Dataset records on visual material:
__________________________________________________

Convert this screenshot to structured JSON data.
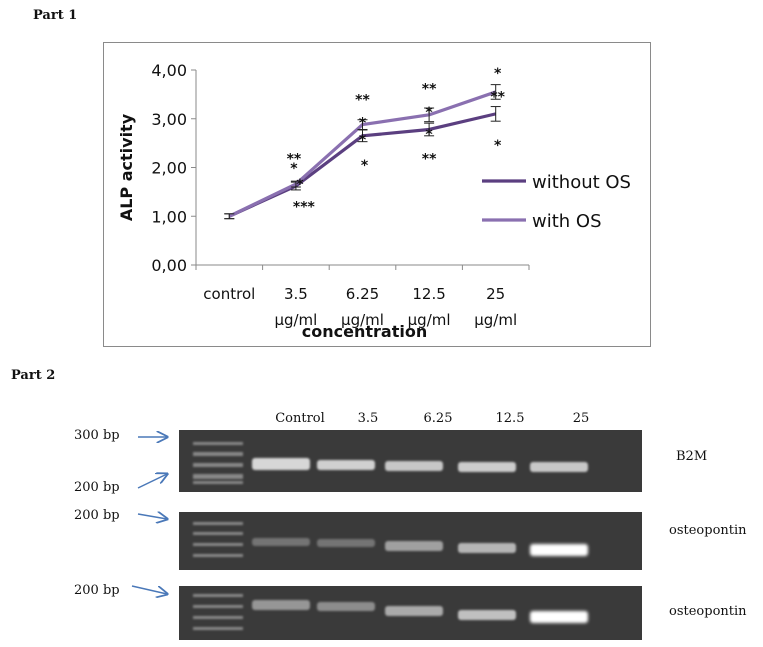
{
  "part1_title": "Part 1",
  "part2_title": "Part 2",
  "chart_data": {
    "type": "line",
    "categories": [
      "control",
      "3.5 µg/ml",
      "6.25 µg/ml",
      "12.5 µg/ml",
      "25 µg/ml"
    ],
    "category_lines": [
      [
        "control"
      ],
      [
        "3.5",
        "µg/ml"
      ],
      [
        "6.25",
        "µg/ml"
      ],
      [
        "12.5",
        "µg/ml"
      ],
      [
        "25",
        "µg/ml"
      ]
    ],
    "series": [
      {
        "name": "without OS",
        "values": [
          1.0,
          1.62,
          2.65,
          2.78,
          3.1
        ],
        "errors": [
          0.05,
          0.08,
          0.12,
          0.13,
          0.15
        ],
        "color": "#5b3f80"
      },
      {
        "name": "with OS",
        "values": [
          1.0,
          1.66,
          2.88,
          3.08,
          3.55
        ],
        "errors": [
          0.05,
          0.06,
          0.1,
          0.14,
          0.15
        ],
        "color": "#8a70b0"
      }
    ],
    "ylabel": "ALP activity",
    "xlabel": "concentration",
    "ylim": [
      0,
      4
    ],
    "yticks": [
      "0,00",
      "1,00",
      "2,00",
      "3,00",
      "4,00"
    ],
    "legend_position": "right",
    "annotations": [
      "**",
      "*",
      "*",
      "***",
      "**",
      "*",
      "*",
      "*",
      "**",
      "*",
      "*",
      "**",
      "*",
      "**",
      "*"
    ]
  },
  "gel": {
    "lanes": [
      "Control",
      "3.5",
      "6.25",
      "12.5",
      "25"
    ],
    "markers": {
      "b2m_top": "300 bp",
      "b2m_bottom": "200 bp",
      "opn1": "200 bp",
      "opn2": "200 bp"
    },
    "genes": {
      "row1": "B2M",
      "row2": "osteopontin",
      "row3": "osteopontin"
    },
    "band_intensity": {
      "row1": [
        0.85,
        0.82,
        0.78,
        0.8,
        0.78
      ],
      "row2": [
        0.35,
        0.35,
        0.6,
        0.7,
        1.0
      ],
      "row3": [
        0.55,
        0.5,
        0.65,
        0.75,
        1.0
      ]
    }
  }
}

__________________________________________________

* [What needs to be done]
Only lines that include "Part" belong in the answer; return them from the entries above.

* [Output for this task]
  "part1_title": "Part 1",
  "part2_title": "Part 2",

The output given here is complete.